* TO BE DONE *
Write out each line from the data below that includes the word "rebate".

## BEGIN

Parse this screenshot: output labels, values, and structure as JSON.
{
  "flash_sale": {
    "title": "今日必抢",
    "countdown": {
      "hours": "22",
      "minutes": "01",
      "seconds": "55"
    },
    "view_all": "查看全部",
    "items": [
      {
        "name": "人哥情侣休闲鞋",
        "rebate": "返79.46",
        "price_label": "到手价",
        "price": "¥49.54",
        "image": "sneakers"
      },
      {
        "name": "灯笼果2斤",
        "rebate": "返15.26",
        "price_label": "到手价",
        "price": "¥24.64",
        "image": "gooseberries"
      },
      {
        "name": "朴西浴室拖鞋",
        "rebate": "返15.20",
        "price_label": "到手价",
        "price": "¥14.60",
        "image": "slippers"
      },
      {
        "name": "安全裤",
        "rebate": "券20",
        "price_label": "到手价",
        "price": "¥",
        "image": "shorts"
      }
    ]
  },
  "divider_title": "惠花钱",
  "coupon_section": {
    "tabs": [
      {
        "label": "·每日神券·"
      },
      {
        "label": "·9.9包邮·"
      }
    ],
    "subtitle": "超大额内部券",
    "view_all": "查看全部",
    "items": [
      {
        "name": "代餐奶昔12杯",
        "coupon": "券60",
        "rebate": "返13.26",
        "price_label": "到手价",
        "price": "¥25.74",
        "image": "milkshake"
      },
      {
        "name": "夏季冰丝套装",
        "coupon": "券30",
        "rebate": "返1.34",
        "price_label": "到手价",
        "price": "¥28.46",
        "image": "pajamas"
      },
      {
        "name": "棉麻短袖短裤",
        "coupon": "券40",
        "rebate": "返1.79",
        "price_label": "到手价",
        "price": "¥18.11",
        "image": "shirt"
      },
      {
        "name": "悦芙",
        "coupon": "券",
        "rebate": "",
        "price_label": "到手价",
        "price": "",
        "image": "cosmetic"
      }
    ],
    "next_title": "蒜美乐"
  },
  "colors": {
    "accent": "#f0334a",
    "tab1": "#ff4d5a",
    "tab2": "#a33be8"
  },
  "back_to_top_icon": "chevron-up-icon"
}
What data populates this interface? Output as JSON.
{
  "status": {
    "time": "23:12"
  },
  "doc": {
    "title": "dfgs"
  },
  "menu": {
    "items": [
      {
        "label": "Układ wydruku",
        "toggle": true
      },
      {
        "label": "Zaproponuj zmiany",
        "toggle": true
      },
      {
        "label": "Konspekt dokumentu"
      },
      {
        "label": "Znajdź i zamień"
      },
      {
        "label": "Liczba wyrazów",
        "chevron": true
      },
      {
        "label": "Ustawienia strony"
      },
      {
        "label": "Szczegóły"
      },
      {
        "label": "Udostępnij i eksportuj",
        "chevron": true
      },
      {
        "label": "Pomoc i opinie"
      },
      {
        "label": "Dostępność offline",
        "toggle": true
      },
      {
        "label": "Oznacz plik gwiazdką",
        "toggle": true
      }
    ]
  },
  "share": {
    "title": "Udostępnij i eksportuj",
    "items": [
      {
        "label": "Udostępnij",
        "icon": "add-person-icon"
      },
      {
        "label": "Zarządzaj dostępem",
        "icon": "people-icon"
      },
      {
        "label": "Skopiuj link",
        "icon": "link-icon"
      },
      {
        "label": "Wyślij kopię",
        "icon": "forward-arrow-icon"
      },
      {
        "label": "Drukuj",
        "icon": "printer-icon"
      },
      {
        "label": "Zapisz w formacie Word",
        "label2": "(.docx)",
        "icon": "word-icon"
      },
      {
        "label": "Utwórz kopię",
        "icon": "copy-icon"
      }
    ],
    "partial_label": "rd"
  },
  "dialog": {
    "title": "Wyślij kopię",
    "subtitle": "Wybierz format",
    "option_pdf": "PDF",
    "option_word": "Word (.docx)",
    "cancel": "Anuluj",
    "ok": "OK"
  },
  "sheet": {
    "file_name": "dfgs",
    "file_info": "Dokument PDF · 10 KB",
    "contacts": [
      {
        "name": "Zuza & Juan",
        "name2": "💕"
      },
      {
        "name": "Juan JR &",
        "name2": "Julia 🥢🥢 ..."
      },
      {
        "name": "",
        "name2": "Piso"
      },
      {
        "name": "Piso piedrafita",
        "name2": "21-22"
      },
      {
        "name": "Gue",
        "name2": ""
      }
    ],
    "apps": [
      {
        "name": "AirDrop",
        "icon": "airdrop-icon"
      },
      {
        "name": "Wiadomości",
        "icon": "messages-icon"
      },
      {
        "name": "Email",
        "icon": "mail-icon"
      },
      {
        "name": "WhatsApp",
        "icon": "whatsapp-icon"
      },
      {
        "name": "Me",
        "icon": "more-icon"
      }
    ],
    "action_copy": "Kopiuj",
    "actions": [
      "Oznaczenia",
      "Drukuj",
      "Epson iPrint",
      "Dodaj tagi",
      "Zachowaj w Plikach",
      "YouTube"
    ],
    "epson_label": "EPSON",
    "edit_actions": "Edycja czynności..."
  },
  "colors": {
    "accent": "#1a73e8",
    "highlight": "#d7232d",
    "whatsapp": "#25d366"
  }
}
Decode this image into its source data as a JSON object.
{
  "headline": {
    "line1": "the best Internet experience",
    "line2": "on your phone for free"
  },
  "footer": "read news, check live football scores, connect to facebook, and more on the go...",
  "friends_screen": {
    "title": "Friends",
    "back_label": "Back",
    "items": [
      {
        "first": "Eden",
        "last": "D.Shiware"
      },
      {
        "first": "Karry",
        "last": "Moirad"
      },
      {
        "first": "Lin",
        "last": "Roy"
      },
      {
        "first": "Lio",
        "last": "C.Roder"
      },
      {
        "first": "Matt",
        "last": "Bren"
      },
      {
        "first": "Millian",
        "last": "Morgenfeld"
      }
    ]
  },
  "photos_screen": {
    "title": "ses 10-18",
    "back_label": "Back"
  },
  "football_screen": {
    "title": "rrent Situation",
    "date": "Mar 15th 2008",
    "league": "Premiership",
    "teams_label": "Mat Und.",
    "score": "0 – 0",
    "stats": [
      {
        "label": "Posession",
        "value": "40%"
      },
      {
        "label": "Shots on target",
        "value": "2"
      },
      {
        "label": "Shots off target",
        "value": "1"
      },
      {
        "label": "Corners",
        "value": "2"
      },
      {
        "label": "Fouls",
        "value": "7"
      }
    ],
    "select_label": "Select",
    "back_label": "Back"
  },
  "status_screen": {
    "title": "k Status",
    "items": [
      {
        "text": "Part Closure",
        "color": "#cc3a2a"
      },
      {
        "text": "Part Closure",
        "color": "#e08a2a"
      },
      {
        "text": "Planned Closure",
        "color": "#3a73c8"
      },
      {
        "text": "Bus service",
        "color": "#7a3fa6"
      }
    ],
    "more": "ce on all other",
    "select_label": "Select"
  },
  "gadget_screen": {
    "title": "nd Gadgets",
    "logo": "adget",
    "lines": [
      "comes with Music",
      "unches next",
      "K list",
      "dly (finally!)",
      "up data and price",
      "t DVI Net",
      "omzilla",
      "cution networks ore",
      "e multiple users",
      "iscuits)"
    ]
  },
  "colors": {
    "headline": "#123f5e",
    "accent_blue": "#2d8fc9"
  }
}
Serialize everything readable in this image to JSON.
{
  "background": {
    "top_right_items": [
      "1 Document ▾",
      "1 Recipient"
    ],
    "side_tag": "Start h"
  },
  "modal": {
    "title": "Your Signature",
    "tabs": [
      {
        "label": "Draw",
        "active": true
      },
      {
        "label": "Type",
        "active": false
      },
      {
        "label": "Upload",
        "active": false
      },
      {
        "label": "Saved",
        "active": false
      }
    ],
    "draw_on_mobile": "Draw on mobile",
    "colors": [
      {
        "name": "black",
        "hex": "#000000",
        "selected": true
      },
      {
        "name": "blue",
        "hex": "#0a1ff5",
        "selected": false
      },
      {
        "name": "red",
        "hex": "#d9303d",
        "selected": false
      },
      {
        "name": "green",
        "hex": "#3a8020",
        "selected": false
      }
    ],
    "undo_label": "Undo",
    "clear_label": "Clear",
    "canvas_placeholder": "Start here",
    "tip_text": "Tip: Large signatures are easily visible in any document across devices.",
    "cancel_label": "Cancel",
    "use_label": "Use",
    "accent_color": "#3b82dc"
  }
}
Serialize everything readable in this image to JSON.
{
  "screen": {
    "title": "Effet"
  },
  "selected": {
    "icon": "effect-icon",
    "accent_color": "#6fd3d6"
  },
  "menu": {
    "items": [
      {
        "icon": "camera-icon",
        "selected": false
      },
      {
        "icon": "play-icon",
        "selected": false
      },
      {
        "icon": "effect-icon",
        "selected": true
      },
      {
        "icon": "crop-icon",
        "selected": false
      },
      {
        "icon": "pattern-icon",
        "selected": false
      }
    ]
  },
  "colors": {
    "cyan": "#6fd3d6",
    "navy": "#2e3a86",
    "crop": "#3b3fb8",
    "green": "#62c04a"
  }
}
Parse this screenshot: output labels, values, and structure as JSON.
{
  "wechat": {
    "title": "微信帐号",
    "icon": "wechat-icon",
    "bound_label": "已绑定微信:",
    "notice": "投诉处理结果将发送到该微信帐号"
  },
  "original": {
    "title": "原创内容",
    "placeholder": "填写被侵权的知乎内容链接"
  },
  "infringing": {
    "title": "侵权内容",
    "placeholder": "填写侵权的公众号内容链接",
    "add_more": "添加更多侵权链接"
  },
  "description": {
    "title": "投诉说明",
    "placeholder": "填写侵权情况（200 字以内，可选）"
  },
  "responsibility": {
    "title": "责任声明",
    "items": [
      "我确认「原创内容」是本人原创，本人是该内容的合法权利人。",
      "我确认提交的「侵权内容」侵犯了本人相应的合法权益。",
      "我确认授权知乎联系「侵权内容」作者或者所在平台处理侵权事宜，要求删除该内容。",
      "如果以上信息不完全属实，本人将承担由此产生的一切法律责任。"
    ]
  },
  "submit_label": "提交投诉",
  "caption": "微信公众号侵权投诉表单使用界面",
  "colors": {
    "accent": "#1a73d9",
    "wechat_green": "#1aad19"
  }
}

## END

* FINISHED EXERCISE *
        "rebate": "返79.46",
        "rebate": "返15.26",
        "rebate": "返15.20",
        "rebate": "券20",
        "rebate": "返13.26",
        "rebate": "返1.34",
        "rebate": "返1.79",
        "rebate": "",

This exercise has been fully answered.